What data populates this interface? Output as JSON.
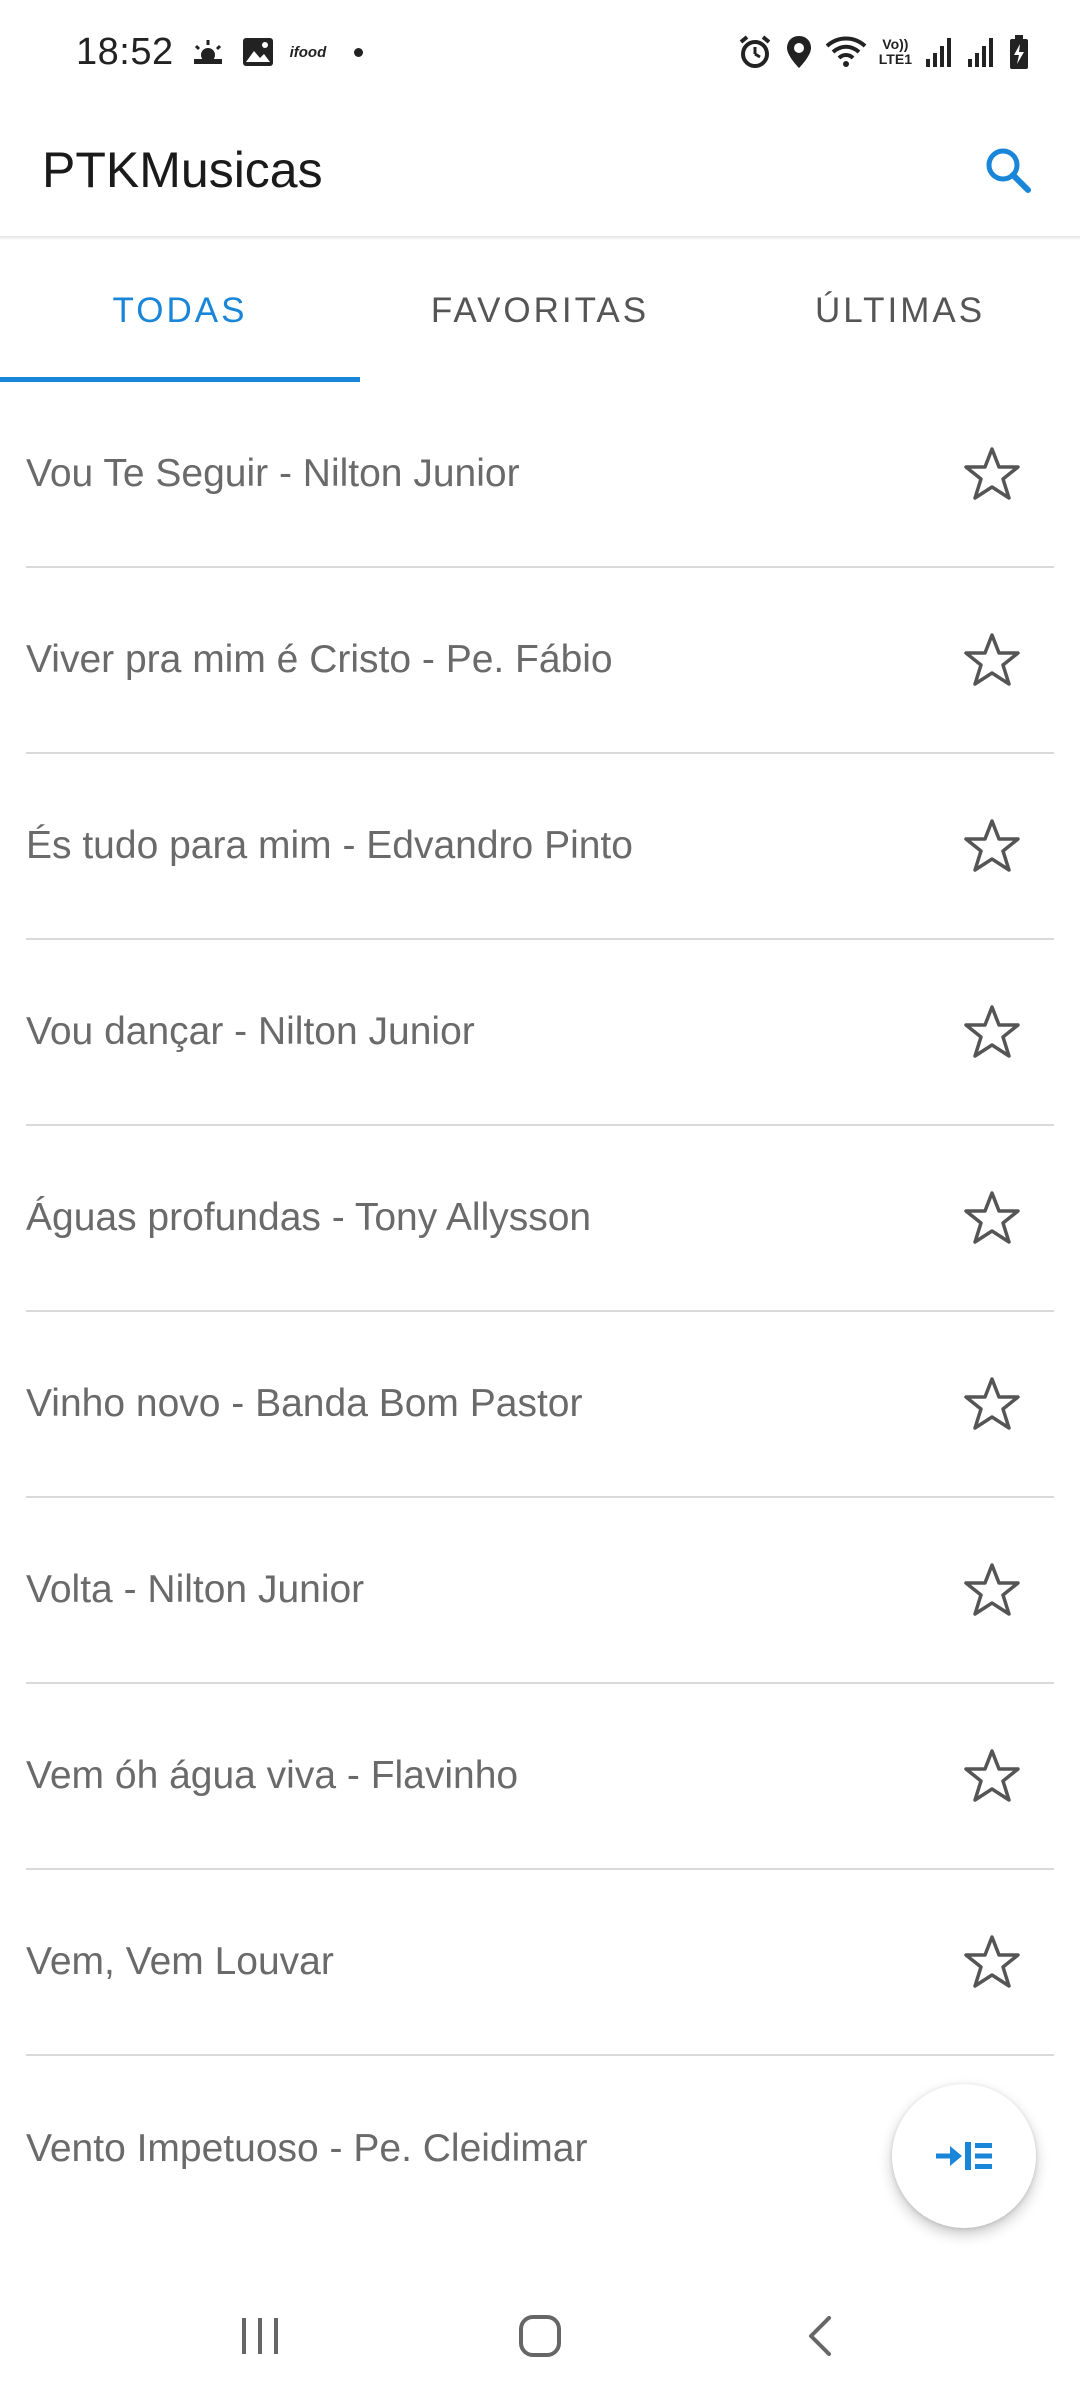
{
  "status_bar": {
    "time": "18:52",
    "notification_icons": [
      "weather-sunset-icon",
      "image-icon",
      "ifood-icon",
      "dot-icon"
    ],
    "ifood_label": "ifood",
    "volte_line1": "Vo))",
    "volte_line2": "LTE1",
    "system_icons": [
      "alarm-icon",
      "location-icon",
      "wifi-icon",
      "volte-icon",
      "signal-icon",
      "signal-icon",
      "battery-charging-icon"
    ]
  },
  "app_bar": {
    "title": "PTKMusicas",
    "search_icon": "search-icon",
    "accent_color": "#1a86d9"
  },
  "tabs": [
    {
      "label": "TODAS",
      "active": true
    },
    {
      "label": "FAVORITAS",
      "active": false
    },
    {
      "label": "ÚLTIMAS",
      "active": false
    }
  ],
  "songs": [
    {
      "title": "Vou Te Seguir - Nilton Junior",
      "favorite": false
    },
    {
      "title": "Viver pra mim é Cristo - Pe. Fábio",
      "favorite": false
    },
    {
      "title": "És tudo para mim - Edvandro Pinto",
      "favorite": false
    },
    {
      "title": "Vou dançar - Nilton Junior",
      "favorite": false
    },
    {
      "title": "Águas profundas - Tony Allysson",
      "favorite": false
    },
    {
      "title": "Vinho novo - Banda Bom Pastor",
      "favorite": false
    },
    {
      "title": "Volta - Nilton Junior",
      "favorite": false
    },
    {
      "title": "Vem óh água viva - Flavinho",
      "favorite": false
    },
    {
      "title": "Vem, Vem Louvar",
      "favorite": false
    },
    {
      "title": "Vento Impetuoso - Pe. Cleidimar",
      "favorite": false
    }
  ],
  "fab": {
    "icon": "indent-list-icon"
  },
  "nav_bar": {
    "icons": [
      "recent-apps-icon",
      "home-icon",
      "back-icon"
    ]
  }
}
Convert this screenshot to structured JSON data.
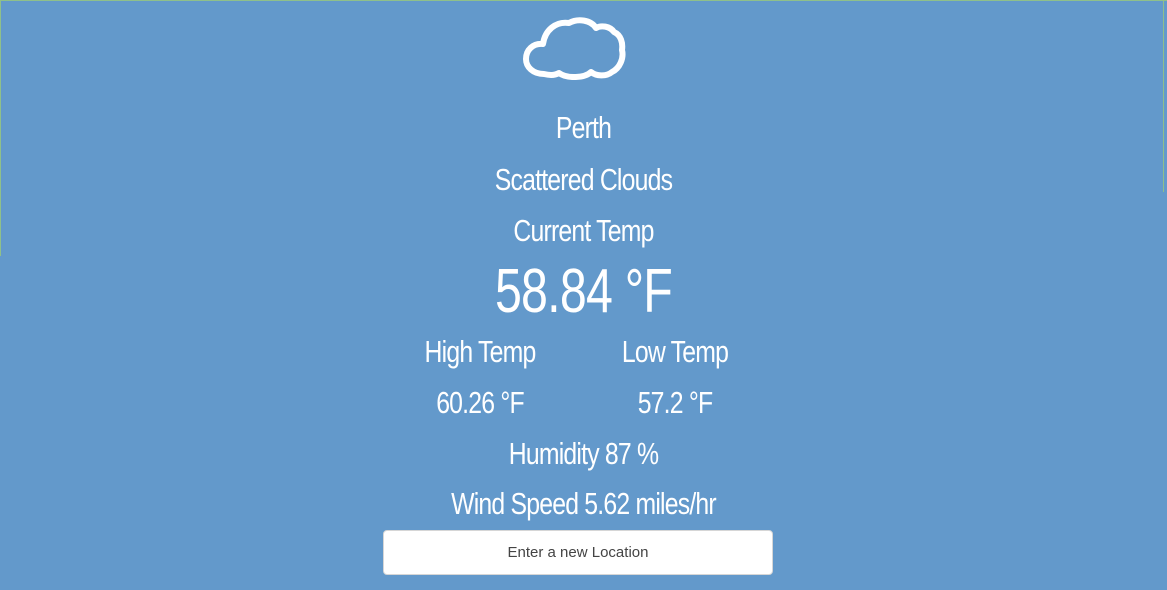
{
  "weather": {
    "icon": "cloud-icon",
    "city": "Perth",
    "description": "Scattered Clouds",
    "current_label": "Current Temp",
    "current_temp": "58.84 °F",
    "high_label": "High Temp",
    "high_temp": "60.26 °F",
    "low_label": "Low Temp",
    "low_temp": "57.2 °F",
    "humidity": "Humidity 87 %",
    "wind_speed": "Wind Speed 5.62 miles/hr"
  },
  "search": {
    "placeholder": "Enter a new Location",
    "value": ""
  },
  "colors": {
    "background": "#6399cb",
    "text": "#ffffff",
    "input_background": "#ffffff"
  }
}
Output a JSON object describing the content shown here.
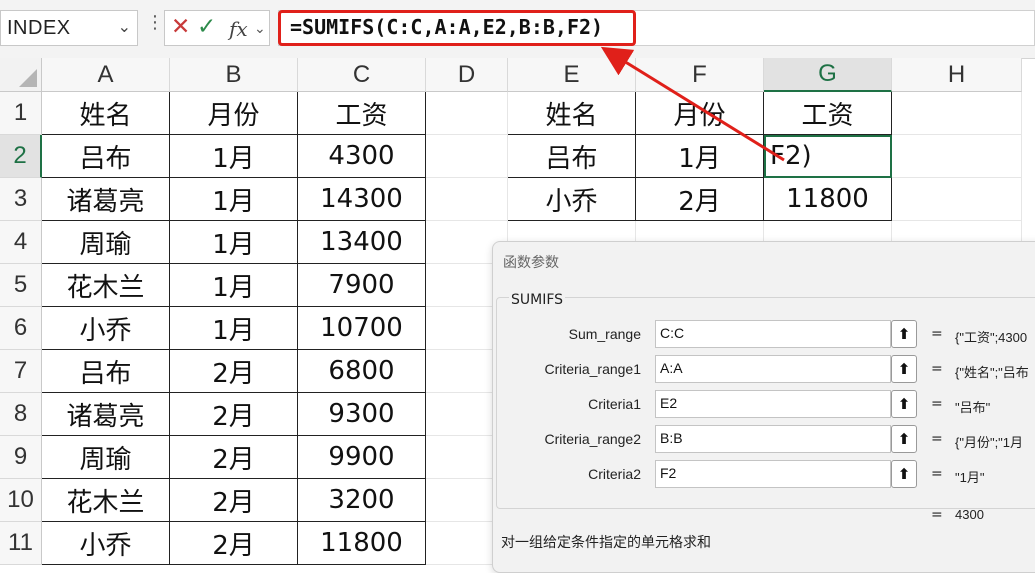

• [Work to complete]: Examine the data above and state how many of its lines contain the word "Nilton", with no further remarks.

• [Solution below]: 3